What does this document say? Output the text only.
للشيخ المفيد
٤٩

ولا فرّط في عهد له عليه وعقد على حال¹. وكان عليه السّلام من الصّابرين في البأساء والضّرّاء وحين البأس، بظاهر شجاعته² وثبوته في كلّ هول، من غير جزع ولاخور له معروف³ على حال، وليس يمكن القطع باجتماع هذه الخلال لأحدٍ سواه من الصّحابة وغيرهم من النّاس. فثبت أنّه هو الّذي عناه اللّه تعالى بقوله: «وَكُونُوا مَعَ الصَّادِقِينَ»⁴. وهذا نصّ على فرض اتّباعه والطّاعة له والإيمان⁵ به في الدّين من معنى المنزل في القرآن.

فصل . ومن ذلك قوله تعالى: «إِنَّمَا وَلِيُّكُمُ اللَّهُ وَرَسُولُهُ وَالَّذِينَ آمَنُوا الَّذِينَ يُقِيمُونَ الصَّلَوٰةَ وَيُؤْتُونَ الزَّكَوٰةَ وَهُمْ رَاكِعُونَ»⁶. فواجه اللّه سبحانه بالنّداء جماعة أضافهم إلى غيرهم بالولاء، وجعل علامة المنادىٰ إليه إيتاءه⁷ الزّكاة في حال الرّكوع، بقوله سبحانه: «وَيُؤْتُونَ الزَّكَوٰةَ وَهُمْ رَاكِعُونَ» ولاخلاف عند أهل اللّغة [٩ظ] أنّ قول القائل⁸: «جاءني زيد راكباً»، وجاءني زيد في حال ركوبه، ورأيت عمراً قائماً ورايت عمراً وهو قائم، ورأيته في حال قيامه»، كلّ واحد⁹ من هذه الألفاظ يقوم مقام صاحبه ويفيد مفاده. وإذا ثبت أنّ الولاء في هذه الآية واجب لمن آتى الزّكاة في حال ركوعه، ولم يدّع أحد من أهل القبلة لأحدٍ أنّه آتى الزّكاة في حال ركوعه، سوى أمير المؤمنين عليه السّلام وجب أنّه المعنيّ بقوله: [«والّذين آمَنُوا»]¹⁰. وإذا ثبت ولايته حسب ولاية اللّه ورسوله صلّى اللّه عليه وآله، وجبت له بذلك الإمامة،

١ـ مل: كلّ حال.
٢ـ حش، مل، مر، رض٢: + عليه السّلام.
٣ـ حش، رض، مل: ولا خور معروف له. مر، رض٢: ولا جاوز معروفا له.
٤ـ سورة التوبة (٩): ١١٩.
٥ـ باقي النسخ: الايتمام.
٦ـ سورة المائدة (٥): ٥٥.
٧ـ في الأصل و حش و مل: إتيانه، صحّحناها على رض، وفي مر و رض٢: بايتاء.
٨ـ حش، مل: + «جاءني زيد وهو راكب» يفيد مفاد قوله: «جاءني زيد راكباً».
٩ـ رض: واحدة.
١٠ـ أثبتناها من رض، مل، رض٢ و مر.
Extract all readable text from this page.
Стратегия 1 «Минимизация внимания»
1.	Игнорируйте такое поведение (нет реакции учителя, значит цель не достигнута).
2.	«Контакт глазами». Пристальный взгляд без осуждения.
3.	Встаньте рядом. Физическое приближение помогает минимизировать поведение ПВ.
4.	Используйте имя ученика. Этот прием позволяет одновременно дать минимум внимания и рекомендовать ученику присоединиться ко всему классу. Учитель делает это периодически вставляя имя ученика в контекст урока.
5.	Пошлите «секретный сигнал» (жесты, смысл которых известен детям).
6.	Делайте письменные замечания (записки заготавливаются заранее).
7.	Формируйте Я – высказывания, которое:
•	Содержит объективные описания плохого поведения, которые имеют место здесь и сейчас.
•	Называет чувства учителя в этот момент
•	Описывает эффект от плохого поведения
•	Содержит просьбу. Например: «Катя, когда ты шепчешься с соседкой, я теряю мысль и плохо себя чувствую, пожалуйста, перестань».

____

• [What you are asked to do]: Filter out all lines lacking the word "text" and copy the rest.

• [Task result]:
What does this document say? Output the text only.
Extract all readable text from this page.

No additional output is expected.